GIVEN REQUEST. Check each line of the listing below for the string "understand", and copy the ones that have it.

[A block of data]
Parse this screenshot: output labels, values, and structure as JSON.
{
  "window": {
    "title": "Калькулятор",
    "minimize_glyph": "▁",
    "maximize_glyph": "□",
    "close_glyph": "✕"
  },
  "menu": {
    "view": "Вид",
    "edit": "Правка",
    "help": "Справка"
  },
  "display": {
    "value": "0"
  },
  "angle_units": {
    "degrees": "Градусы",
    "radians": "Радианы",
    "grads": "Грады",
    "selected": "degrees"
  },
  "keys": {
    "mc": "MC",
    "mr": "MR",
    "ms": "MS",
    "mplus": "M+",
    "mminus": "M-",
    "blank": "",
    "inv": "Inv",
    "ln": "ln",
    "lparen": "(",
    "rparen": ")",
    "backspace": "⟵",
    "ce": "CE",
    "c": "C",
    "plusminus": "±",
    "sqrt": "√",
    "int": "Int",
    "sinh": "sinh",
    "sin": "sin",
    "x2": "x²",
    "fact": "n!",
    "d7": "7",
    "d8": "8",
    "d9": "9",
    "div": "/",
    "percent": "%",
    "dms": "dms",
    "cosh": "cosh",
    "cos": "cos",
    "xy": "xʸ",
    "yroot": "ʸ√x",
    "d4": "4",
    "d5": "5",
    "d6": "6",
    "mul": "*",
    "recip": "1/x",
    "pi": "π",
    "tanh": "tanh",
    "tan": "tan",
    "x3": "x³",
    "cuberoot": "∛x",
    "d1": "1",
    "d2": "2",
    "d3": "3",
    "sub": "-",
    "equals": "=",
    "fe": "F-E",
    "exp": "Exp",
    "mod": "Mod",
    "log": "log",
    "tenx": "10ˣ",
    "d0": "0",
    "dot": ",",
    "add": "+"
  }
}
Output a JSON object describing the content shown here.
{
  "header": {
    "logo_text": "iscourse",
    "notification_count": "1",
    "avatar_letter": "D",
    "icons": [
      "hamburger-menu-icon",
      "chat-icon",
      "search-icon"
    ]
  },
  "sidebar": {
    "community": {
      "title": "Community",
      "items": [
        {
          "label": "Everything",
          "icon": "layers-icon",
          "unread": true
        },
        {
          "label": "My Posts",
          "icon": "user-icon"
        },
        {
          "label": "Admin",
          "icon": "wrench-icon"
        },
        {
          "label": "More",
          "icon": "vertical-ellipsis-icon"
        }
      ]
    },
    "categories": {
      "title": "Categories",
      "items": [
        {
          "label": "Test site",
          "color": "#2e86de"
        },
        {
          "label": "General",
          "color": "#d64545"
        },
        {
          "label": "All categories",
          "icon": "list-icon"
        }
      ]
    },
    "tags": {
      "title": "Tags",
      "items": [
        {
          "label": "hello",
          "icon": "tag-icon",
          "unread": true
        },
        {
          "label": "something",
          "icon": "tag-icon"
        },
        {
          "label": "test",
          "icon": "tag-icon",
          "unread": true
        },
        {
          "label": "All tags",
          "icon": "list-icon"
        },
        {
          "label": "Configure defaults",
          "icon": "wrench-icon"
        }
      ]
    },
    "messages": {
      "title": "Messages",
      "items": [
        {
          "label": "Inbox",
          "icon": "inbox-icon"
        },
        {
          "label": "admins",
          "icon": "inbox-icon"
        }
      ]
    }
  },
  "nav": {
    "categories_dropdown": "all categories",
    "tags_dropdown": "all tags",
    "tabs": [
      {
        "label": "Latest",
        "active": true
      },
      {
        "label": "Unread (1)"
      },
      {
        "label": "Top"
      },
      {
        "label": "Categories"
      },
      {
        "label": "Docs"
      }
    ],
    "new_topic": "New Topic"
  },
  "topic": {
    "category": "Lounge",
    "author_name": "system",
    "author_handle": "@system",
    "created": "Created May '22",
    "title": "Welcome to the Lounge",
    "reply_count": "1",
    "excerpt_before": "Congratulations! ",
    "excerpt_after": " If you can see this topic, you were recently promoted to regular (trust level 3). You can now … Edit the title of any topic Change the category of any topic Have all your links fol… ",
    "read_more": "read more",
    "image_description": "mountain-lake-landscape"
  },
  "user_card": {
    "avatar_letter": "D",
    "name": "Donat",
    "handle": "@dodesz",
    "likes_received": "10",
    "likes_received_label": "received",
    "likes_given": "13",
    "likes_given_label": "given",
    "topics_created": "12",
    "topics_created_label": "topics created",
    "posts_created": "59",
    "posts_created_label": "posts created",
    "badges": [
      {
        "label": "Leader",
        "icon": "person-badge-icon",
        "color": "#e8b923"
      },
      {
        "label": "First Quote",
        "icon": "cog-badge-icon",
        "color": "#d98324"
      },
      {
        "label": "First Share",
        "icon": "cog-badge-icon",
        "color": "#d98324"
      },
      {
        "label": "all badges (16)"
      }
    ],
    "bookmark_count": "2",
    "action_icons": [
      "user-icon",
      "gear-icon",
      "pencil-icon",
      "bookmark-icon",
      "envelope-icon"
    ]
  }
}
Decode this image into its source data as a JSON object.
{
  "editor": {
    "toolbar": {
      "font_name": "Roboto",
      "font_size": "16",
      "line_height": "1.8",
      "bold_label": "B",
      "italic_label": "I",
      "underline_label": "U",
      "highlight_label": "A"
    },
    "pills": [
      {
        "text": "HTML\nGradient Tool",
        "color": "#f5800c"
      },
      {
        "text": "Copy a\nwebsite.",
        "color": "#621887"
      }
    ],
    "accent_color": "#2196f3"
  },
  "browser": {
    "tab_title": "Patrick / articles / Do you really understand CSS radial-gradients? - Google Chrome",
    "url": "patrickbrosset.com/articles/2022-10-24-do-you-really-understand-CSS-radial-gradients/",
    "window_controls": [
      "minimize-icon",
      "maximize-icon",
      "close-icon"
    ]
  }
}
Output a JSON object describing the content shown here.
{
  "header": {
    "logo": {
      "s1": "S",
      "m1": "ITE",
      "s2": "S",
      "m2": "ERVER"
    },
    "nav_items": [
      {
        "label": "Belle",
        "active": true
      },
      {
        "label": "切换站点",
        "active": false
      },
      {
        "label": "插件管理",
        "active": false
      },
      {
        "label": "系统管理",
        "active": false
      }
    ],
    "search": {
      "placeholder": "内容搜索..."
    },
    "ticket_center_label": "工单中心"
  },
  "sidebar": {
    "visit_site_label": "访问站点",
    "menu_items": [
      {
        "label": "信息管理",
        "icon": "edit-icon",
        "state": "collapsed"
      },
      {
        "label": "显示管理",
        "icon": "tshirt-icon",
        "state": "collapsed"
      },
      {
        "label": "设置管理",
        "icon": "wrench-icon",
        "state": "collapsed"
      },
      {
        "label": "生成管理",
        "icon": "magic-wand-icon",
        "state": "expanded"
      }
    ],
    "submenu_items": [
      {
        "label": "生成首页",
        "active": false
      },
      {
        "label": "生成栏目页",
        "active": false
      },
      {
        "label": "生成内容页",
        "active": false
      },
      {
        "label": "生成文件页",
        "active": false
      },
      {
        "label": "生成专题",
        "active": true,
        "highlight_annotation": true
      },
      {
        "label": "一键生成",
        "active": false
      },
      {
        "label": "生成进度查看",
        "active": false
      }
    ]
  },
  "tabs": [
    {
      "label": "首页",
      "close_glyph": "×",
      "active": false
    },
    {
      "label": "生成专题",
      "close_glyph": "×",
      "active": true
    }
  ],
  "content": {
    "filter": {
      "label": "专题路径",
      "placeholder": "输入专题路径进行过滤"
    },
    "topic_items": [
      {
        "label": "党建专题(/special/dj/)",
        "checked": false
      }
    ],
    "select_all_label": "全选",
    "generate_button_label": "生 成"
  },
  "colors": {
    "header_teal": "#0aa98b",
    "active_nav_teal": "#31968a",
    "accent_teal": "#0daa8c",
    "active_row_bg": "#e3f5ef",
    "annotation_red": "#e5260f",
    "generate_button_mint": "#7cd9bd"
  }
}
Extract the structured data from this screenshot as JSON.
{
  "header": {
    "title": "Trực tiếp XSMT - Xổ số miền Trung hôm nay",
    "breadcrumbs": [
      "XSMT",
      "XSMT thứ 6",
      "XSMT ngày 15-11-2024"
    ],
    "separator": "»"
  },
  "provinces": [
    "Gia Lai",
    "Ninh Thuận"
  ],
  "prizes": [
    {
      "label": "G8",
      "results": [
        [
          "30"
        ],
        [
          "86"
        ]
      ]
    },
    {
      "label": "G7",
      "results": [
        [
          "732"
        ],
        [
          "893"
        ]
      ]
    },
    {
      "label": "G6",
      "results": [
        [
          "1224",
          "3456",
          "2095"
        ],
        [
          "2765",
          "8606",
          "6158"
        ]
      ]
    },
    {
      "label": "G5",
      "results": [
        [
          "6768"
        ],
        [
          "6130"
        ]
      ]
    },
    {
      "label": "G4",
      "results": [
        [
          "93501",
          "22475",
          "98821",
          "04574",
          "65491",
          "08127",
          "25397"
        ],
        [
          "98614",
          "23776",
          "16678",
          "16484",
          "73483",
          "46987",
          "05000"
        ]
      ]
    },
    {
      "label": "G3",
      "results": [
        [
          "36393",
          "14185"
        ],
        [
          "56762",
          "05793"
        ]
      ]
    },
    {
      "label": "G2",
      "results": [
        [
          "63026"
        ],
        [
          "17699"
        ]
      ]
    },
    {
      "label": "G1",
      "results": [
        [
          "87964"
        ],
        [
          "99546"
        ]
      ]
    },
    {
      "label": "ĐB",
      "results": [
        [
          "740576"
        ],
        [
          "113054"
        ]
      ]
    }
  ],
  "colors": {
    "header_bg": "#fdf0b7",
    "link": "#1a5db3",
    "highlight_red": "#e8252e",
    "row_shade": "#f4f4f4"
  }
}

RESPONSE TO THE TASK.
    "tab_title": "Patrick / articles / Do you really understand CSS radial-gradients? - Google Chrome",
    "url": "patrickbrosset.com/articles/2022-10-24-do-you-really-understand-CSS-radial-gradients/",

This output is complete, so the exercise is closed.